Data entries for graphics:
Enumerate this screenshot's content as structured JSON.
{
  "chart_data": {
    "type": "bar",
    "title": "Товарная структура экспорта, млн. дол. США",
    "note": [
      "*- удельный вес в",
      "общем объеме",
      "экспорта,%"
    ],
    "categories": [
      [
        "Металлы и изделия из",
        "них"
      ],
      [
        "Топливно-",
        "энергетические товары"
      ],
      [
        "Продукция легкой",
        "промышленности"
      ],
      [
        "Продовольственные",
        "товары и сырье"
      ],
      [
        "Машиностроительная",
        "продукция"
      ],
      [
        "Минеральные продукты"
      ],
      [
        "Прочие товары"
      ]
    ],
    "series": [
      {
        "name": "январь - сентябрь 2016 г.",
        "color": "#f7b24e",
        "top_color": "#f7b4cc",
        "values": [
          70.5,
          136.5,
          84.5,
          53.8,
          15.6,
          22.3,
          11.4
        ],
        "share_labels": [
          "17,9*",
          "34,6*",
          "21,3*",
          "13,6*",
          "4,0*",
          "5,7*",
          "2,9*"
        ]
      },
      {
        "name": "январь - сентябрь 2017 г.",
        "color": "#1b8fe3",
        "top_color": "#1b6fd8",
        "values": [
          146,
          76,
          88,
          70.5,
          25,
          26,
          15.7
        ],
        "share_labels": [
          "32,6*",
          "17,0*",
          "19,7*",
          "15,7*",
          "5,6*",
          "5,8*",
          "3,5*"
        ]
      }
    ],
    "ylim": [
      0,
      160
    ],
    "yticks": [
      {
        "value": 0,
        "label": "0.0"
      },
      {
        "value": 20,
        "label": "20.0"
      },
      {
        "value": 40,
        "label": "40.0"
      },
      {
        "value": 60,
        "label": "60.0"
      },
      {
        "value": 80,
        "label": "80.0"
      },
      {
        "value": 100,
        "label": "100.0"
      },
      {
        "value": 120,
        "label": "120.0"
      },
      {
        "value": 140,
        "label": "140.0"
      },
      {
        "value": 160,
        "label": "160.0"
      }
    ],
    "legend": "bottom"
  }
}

TASK STATEMENT –
Print all of the entries again, exactly as written.

EXERCISE RESPONSE –
Enumerate this screenshot's content as structured JSON.
{
  "chart_data": {
    "type": "bar",
    "title": "Товарная структура экспорта, млн. дол. США",
    "note": [
      "*- удельный вес в",
      "общем объеме",
      "экспорта,%"
    ],
    "categories": [
      [
        "Металлы и изделия из",
        "них"
      ],
      [
        "Топливно-",
        "энергетические товары"
      ],
      [
        "Продукция легкой",
        "промышленности"
      ],
      [
        "Продовольственные",
        "товары и сырье"
      ],
      [
        "Машиностроительная",
        "продукция"
      ],
      [
        "Минеральные продукты"
      ],
      [
        "Прочие товары"
      ]
    ],
    "series": [
      {
        "name": "январь - сентябрь 2016 г.",
        "color": "#f7b24e",
        "top_color": "#f7b4cc",
        "values": [
          70.5,
          136.5,
          84.5,
          53.8,
          15.6,
          22.3,
          11.4
        ],
        "share_labels": [
          "17,9*",
          "34,6*",
          "21,3*",
          "13,6*",
          "4,0*",
          "5,7*",
          "2,9*"
        ]
      },
      {
        "name": "январь - сентябрь 2017 г.",
        "color": "#1b8fe3",
        "top_color": "#1b6fd8",
        "values": [
          146,
          76,
          88,
          70.5,
          25,
          26,
          15.7
        ],
        "share_labels": [
          "32,6*",
          "17,0*",
          "19,7*",
          "15,7*",
          "5,6*",
          "5,8*",
          "3,5*"
        ]
      }
    ],
    "ylim": [
      0,
      160
    ],
    "yticks": [
      {
        "value": 0,
        "label": "0.0"
      },
      {
        "value": 20,
        "label": "20.0"
      },
      {
        "value": 40,
        "label": "40.0"
      },
      {
        "value": 60,
        "label": "60.0"
      },
      {
        "value": 80,
        "label": "80.0"
      },
      {
        "value": 100,
        "label": "100.0"
      },
      {
        "value": 120,
        "label": "120.0"
      },
      {
        "value": 140,
        "label": "140.0"
      },
      {
        "value": 160,
        "label": "160.0"
      }
    ],
    "legend": "bottom"
  }
}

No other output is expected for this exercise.